PROBLEM DETAILS — Copy verbatim the lines of the listing below, starting with the line that contains "colorbar-cell — [572, 677, 582, 696]" and continuing through the line that contains "colorbar-cell — [632, 677, 642, 696]", with both of these lines included.

RECORDS FOR THIS TASK —
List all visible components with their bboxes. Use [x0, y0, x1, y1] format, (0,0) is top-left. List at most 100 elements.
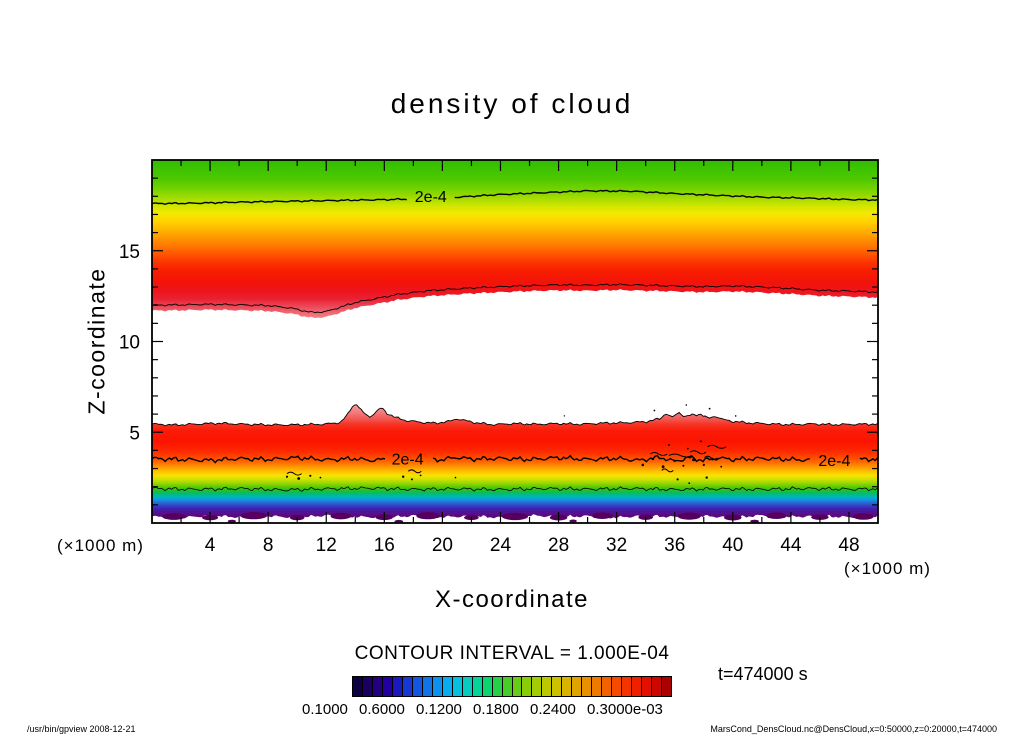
colorbar-cell — [572, 677, 582, 696]
ground-cloud-blob — [240, 512, 267, 520]
upper-cloud-fill — [152, 160, 878, 318]
colorbar-cell — [482, 677, 492, 696]
contour-noise-speck — [702, 463, 705, 466]
colorbar-cell — [532, 677, 542, 696]
colorbar-tick-label: 0.1200 — [416, 701, 462, 718]
colorbar-cell — [353, 677, 362, 696]
colorbar-cell — [512, 677, 522, 696]
colorbar-cell — [602, 677, 612, 696]
time-label: t=474000 s — [718, 664, 808, 684]
contour-noise-scribble — [649, 452, 668, 456]
contour-noise-scribble — [661, 468, 674, 473]
colorbar-cell — [382, 677, 392, 696]
footer-source: MarsCond_DensCloud.nc@DensCloud,x=0:5000… — [710, 724, 997, 734]
x-tick-label: 36 — [664, 535, 685, 556]
ground-cloud-blob — [677, 512, 701, 520]
y-tick-label: 15 — [119, 242, 140, 263]
colorbar-cell — [582, 677, 592, 696]
contour-2e4-upper — [151, 197, 407, 206]
x-tick-label: 28 — [548, 535, 569, 556]
contour-noise-speck — [563, 415, 566, 417]
ground-cloud-blob — [569, 519, 577, 523]
colorbar-cell — [462, 677, 472, 696]
colorbar-cell — [642, 677, 652, 696]
colorbar-cell — [392, 677, 402, 696]
colorbar-cell — [522, 677, 532, 696]
contour-1e4-upper — [151, 283, 878, 314]
x-tick-label: 4 — [205, 535, 216, 556]
contour-noise-scribble — [668, 453, 693, 458]
contour-noise-scribble — [704, 455, 718, 460]
colorbar-tick-label: 0.3000e-03 — [587, 701, 663, 718]
contour-noise-speck — [319, 476, 322, 479]
contour-noise-speck — [676, 478, 679, 481]
contour-noise-speck — [699, 440, 702, 443]
colorbar-tick-label: 0.2400 — [530, 701, 576, 718]
ground-cloud-blob — [591, 512, 613, 519]
contour-label: 2e-4 — [818, 453, 850, 470]
contour-label: 2e-4 — [415, 189, 447, 206]
contour-noise-speck — [641, 463, 645, 467]
contour-2e4-lower — [859, 457, 878, 463]
y-tick-label: 5 — [129, 423, 140, 444]
contour-noise-speck — [692, 458, 696, 462]
contour-2e4-lower — [151, 455, 386, 464]
contour-noise-speck — [410, 478, 413, 481]
colorbar-cell — [362, 677, 372, 696]
colorbar-cell — [632, 677, 642, 696]
x-tick-label: 24 — [490, 535, 512, 556]
colorbar-cell — [592, 677, 602, 696]
colorbar-cell — [542, 677, 552, 696]
ground-cloud-blob — [330, 512, 351, 520]
x-tick-label: 44 — [780, 535, 802, 556]
contour-noise-scribble — [707, 444, 727, 449]
contour-noise-speck — [686, 447, 689, 450]
contour-noise-speck — [661, 465, 665, 469]
colorbar-cell — [662, 677, 671, 696]
contour-noise-speck — [708, 407, 711, 410]
contour-noise-speck — [667, 444, 670, 446]
contour-noise-speck — [419, 474, 422, 477]
colorbar-labels: 0.1000 0.6000 0.1200 0.1800 0.2400 0.3000e-03 — [0, 701, 1024, 719]
colorbar-tick-label: 0.1800 — [473, 701, 519, 718]
colorbar — [352, 676, 672, 697]
colorbar-cell — [372, 677, 382, 696]
footer-command: /usr/bin/gpview 2008-12-21 — [27, 724, 136, 734]
contour-noise-scribble — [407, 469, 422, 474]
colorbar-cell — [472, 677, 482, 696]
contour-noise-speck — [285, 475, 289, 478]
contour-noise-speck — [688, 482, 691, 484]
colorbar-cell — [552, 677, 562, 696]
ground-cloud-blob — [162, 513, 186, 520]
ground-cloud-blob — [227, 519, 236, 523]
plot-title: density of cloud — [390, 88, 634, 119]
contour-label: 2e-4 — [392, 452, 424, 469]
x-tick-label: 16 — [374, 535, 395, 556]
lower-cloud-fill — [152, 404, 878, 519]
colorbar-cell — [492, 677, 502, 696]
x-unit-label-right: (×1000 m) — [844, 559, 931, 578]
x-tick-label: 40 — [722, 535, 743, 556]
contour-noise-speck — [720, 465, 723, 468]
x-axis-label: X-coordinate — [434, 586, 590, 613]
y-tick-label: 10 — [119, 333, 140, 354]
contour-noise-speck — [309, 474, 312, 477]
ground-cloud-blob — [853, 513, 874, 520]
colorbar-cell — [502, 677, 512, 696]
colorbar-cell — [452, 677, 462, 696]
lower-cloud-top-contour — [151, 404, 878, 427]
contour-noise-speck — [297, 477, 301, 480]
contour-noise-speck — [402, 475, 405, 478]
contour-noise-scribble — [689, 450, 707, 455]
x-tick-label: 12 — [316, 535, 337, 556]
ground-cloud-blob — [501, 512, 529, 521]
x-tick-label: 20 — [432, 535, 453, 556]
contour-noise-speck — [454, 476, 457, 479]
colorbar-cell — [412, 677, 422, 696]
contour-noise-speck — [653, 409, 656, 412]
contour-1e4-lower — [151, 486, 878, 492]
colorbar-cell — [612, 677, 622, 696]
contour-noise-speck — [673, 459, 676, 463]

IN RESPONSE —
colorbar-cell — [572, 677, 582, 696]
ground-cloud-blob — [240, 512, 267, 520]
upper-cloud-fill — [152, 160, 878, 318]
colorbar-cell — [482, 677, 492, 696]
contour-noise-speck — [702, 463, 705, 466]
colorbar-cell — [532, 677, 542, 696]
colorbar-tick-label: 0.1200 — [416, 701, 462, 718]
colorbar-cell — [353, 677, 362, 696]
colorbar-cell — [512, 677, 522, 696]
colorbar-cell — [602, 677, 612, 696]
time-label: t=474000 s — [718, 664, 808, 684]
contour-noise-scribble — [649, 452, 668, 456]
contour-noise-scribble — [661, 468, 674, 473]
colorbar-cell — [382, 677, 392, 696]
footer-source: MarsCond_DensCloud.nc@DensCloud,x=0:5000… — [710, 724, 997, 734]
x-tick-label: 36 — [664, 535, 685, 556]
ground-cloud-blob — [677, 512, 701, 520]
y-tick-label: 15 — [119, 242, 140, 263]
colorbar-cell — [582, 677, 592, 696]
contour-2e4-upper — [151, 197, 407, 206]
x-tick-label: 28 — [548, 535, 569, 556]
contour-noise-speck — [563, 415, 566, 417]
ground-cloud-blob — [569, 519, 577, 523]
colorbar-cell — [462, 677, 472, 696]
colorbar-cell — [642, 677, 652, 696]
colorbar-cell — [392, 677, 402, 696]
colorbar-cell — [522, 677, 532, 696]
contour-1e4-upper — [151, 283, 878, 314]
x-tick-label: 4 — [205, 535, 216, 556]
contour-noise-scribble — [668, 453, 693, 458]
contour-noise-scribble — [704, 455, 718, 460]
colorbar-tick-label: 0.3000e-03 — [587, 701, 663, 718]
contour-noise-speck — [319, 476, 322, 479]
contour-noise-speck — [676, 478, 679, 481]
contour-noise-speck — [699, 440, 702, 443]
colorbar-tick-label: 0.2400 — [530, 701, 576, 718]
ground-cloud-blob — [591, 512, 613, 519]
contour-label: 2e-4 — [818, 453, 850, 470]
contour-label: 2e-4 — [415, 189, 447, 206]
contour-noise-speck — [641, 463, 645, 467]
contour-2e4-lower — [859, 457, 878, 463]
y-tick-label: 5 — [129, 423, 140, 444]
contour-noise-speck — [692, 458, 696, 462]
contour-2e4-lower — [151, 455, 386, 464]
contour-noise-speck — [410, 478, 413, 481]
colorbar-cell — [362, 677, 372, 696]
colorbar-cell — [632, 677, 642, 696]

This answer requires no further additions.